## What to do
Examine the material below and count the lines that hold the word "Garnelen". Report only the number.

## Input material
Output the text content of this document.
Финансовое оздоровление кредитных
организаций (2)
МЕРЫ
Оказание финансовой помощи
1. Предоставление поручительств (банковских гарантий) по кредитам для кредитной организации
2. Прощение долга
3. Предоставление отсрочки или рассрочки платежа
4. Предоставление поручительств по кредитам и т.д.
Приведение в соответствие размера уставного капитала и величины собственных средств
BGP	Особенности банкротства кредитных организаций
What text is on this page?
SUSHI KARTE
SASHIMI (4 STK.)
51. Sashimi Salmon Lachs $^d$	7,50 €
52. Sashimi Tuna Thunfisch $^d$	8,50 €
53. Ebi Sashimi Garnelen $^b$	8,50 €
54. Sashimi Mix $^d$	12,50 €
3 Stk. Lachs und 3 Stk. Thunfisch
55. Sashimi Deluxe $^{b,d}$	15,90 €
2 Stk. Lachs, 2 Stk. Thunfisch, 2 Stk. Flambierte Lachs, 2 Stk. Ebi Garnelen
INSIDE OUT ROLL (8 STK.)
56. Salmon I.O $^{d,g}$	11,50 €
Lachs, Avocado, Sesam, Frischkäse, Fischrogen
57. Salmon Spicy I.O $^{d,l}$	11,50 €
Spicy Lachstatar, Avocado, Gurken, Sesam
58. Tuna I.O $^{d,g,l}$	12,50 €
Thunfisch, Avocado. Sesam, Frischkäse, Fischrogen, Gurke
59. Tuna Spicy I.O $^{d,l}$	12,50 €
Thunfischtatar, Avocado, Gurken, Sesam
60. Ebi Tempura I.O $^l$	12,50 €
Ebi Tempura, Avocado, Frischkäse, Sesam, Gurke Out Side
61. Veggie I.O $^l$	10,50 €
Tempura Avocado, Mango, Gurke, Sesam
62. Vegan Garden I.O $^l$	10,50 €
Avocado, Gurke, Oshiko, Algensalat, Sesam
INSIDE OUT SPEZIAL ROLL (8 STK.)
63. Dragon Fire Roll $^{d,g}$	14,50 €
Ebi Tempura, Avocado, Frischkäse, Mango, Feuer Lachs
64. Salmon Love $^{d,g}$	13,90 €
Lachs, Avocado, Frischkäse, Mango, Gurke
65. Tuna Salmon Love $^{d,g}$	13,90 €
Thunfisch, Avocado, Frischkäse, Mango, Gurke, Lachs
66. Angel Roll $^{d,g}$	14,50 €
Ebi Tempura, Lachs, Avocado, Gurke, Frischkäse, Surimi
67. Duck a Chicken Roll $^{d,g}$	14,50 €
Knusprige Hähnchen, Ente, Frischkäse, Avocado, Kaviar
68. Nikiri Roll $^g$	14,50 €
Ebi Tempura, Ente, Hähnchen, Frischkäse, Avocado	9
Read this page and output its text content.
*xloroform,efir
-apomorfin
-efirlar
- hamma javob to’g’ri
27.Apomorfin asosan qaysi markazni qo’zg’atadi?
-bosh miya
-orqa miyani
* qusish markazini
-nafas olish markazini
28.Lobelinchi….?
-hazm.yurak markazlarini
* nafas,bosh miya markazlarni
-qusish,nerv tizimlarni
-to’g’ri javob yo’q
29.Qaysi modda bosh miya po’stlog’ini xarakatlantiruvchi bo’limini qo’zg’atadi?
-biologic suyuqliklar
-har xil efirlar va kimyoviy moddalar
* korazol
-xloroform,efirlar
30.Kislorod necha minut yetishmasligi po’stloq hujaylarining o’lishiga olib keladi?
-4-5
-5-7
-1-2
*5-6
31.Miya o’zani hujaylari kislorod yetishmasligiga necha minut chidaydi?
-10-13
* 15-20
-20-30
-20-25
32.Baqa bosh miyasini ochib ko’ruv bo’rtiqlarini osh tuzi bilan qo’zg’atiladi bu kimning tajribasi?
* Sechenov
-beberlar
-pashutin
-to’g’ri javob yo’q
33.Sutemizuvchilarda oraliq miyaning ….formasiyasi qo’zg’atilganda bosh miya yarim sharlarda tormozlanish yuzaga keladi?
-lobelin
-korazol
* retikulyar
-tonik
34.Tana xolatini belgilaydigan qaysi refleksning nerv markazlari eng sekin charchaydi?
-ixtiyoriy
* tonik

## Correct response
2